Collected data entries:
———

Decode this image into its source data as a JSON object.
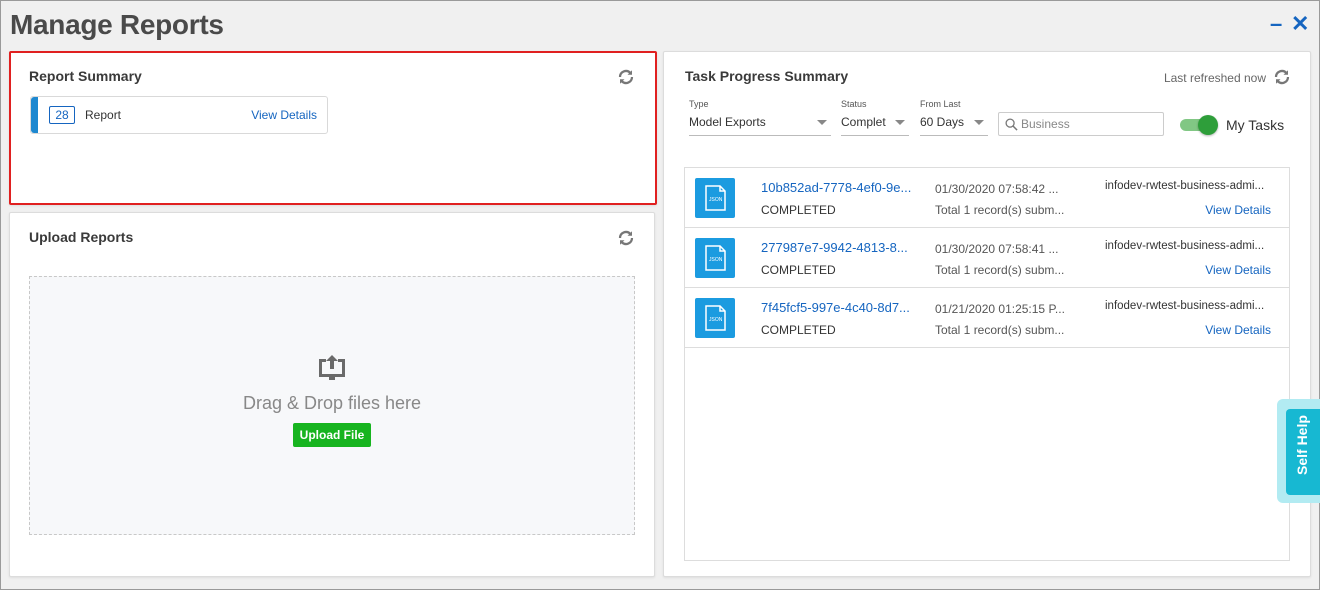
{
  "page": {
    "title": "Manage Reports",
    "minimize_glyph": "–",
    "close_glyph": "✕"
  },
  "report_summary": {
    "title": "Report Summary",
    "count": "28",
    "label": "Report",
    "link": "View Details"
  },
  "upload": {
    "title": "Upload Reports",
    "drop_text": "Drag & Drop files here",
    "button": "Upload File"
  },
  "task_progress": {
    "title": "Task Progress Summary",
    "last_refreshed": "Last refreshed now",
    "filters": {
      "type_label": "Type",
      "type_value": "Model Exports",
      "status_label": "Status",
      "status_value": "Complet",
      "from_last_label": "From Last",
      "from_last_value": "60 Days",
      "search_placeholder": "Business",
      "my_tasks_label": "My Tasks",
      "my_tasks_on": true
    },
    "tasks": [
      {
        "id": "10b852ad-7778-4ef0-9e...",
        "status": "COMPLETED",
        "date": "01/30/2020 07:58:42 ...",
        "records": "Total 1 record(s) subm...",
        "user": "infodev-rwtest-business-admi...",
        "link": "View Details"
      },
      {
        "id": "277987e7-9942-4813-8...",
        "status": "COMPLETED",
        "date": "01/30/2020 07:58:41 ...",
        "records": "Total 1 record(s) subm...",
        "user": "infodev-rwtest-business-admi...",
        "link": "View Details"
      },
      {
        "id": "7f45fcf5-997e-4c40-8d7...",
        "status": "COMPLETED",
        "date": "01/21/2020 01:25:15 P...",
        "records": "Total 1 record(s) subm...",
        "user": "infodev-rwtest-business-admi...",
        "link": "View Details"
      }
    ],
    "json_icon_text": "JSON"
  },
  "self_help": {
    "label": "Self Help"
  },
  "colors": {
    "accent_blue": "#1565c0",
    "report_bar": "#1e88d0",
    "upload_green": "#17b41f",
    "json_icon": "#1b9be0",
    "highlight_border": "#e02020",
    "toggle_on": "#2e9e3a",
    "self_help": "#17b8d2"
  },
  "icons": {
    "refresh": "refresh-icon",
    "upload": "upload-monitor-icon",
    "search": "search-icon",
    "file": "json-file-icon"
  }
}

———

Stated task: Pictures appear in the records above. Output everything except them, exactly.

Exercise solution:
Decode this image into its source data as a JSON object.
{
  "page": {
    "title": "Manage Reports",
    "minimize_glyph": "–",
    "close_glyph": "✕"
  },
  "report_summary": {
    "title": "Report Summary",
    "count": "28",
    "label": "Report",
    "link": "View Details"
  },
  "upload": {
    "title": "Upload Reports",
    "drop_text": "Drag & Drop files here",
    "button": "Upload File"
  },
  "task_progress": {
    "title": "Task Progress Summary",
    "last_refreshed": "Last refreshed now",
    "filters": {
      "type_label": "Type",
      "type_value": "Model Exports",
      "status_label": "Status",
      "status_value": "Complet",
      "from_last_label": "From Last",
      "from_last_value": "60 Days",
      "search_placeholder": "Business",
      "my_tasks_label": "My Tasks",
      "my_tasks_on": true
    },
    "tasks": [
      {
        "id": "10b852ad-7778-4ef0-9e...",
        "status": "COMPLETED",
        "date": "01/30/2020 07:58:42 ...",
        "records": "Total 1 record(s) subm...",
        "user": "infodev-rwtest-business-admi...",
        "link": "View Details"
      },
      {
        "id": "277987e7-9942-4813-8...",
        "status": "COMPLETED",
        "date": "01/30/2020 07:58:41 ...",
        "records": "Total 1 record(s) subm...",
        "user": "infodev-rwtest-business-admi...",
        "link": "View Details"
      },
      {
        "id": "7f45fcf5-997e-4c40-8d7...",
        "status": "COMPLETED",
        "date": "01/21/2020 01:25:15 P...",
        "records": "Total 1 record(s) subm...",
        "user": "infodev-rwtest-business-admi...",
        "link": "View Details"
      }
    ],
    "json_icon_text": "JSON"
  },
  "self_help": {
    "label": "Self Help"
  },
  "colors": {
    "accent_blue": "#1565c0",
    "report_bar": "#1e88d0",
    "upload_green": "#17b41f",
    "json_icon": "#1b9be0",
    "highlight_border": "#e02020",
    "toggle_on": "#2e9e3a",
    "self_help": "#17b8d2"
  },
  "icons": {
    "refresh": "refresh-icon",
    "upload": "upload-monitor-icon",
    "search": "search-icon",
    "file": "json-file-icon"
  }
}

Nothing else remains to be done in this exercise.